Requirement = Write out the entries again exactly as they are given.

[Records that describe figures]
-- Start --
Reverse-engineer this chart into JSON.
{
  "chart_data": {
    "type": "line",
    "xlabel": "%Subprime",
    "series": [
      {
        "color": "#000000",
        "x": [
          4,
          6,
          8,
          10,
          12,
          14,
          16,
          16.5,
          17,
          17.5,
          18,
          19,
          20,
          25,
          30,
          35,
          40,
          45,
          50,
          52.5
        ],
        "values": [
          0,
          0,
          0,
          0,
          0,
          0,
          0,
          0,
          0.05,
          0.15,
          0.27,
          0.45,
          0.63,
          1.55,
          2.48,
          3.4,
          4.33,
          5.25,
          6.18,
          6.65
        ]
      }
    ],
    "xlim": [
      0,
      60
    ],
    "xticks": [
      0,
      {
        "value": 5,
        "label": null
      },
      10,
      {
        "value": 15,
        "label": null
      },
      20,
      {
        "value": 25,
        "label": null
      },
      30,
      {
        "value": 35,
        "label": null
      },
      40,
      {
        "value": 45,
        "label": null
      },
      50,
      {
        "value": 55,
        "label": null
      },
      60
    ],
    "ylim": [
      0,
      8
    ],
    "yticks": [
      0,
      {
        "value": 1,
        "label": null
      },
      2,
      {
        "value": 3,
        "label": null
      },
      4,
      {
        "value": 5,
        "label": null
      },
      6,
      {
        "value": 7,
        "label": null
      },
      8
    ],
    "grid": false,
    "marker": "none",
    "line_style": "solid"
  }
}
-- End --
Correct result =
Reverse-engineer this chart into JSON.
{
  "chart_data": {
    "type": "line",
    "xlabel": "%Subprime",
    "series": [
      {
        "color": "#000000",
        "x": [
          4,
          6,
          8,
          10,
          12,
          14,
          16,
          16.5,
          17,
          17.5,
          18,
          19,
          20,
          25,
          30,
          35,
          40,
          45,
          50,
          52.5
        ],
        "values": [
          0,
          0,
          0,
          0,
          0,
          0,
          0,
          0,
          0.05,
          0.15,
          0.27,
          0.45,
          0.63,
          1.55,
          2.48,
          3.4,
          4.33,
          5.25,
          6.18,
          6.65
        ]
      }
    ],
    "xlim": [
      0,
      60
    ],
    "xticks": [
      0,
      {
        "value": 5,
        "label": null
      },
      10,
      {
        "value": 15,
        "label": null
      },
      20,
      {
        "value": 25,
        "label": null
      },
      30,
      {
        "value": 35,
        "label": null
      },
      40,
      {
        "value": 45,
        "label": null
      },
      50,
      {
        "value": 55,
        "label": null
      },
      60
    ],
    "ylim": [
      0,
      8
    ],
    "yticks": [
      0,
      {
        "value": 1,
        "label": null
      },
      2,
      {
        "value": 3,
        "label": null
      },
      4,
      {
        "value": 5,
        "label": null
      },
      6,
      {
        "value": 7,
        "label": null
      },
      8
    ],
    "grid": false,
    "marker": "none",
    "line_style": "solid"
  }
}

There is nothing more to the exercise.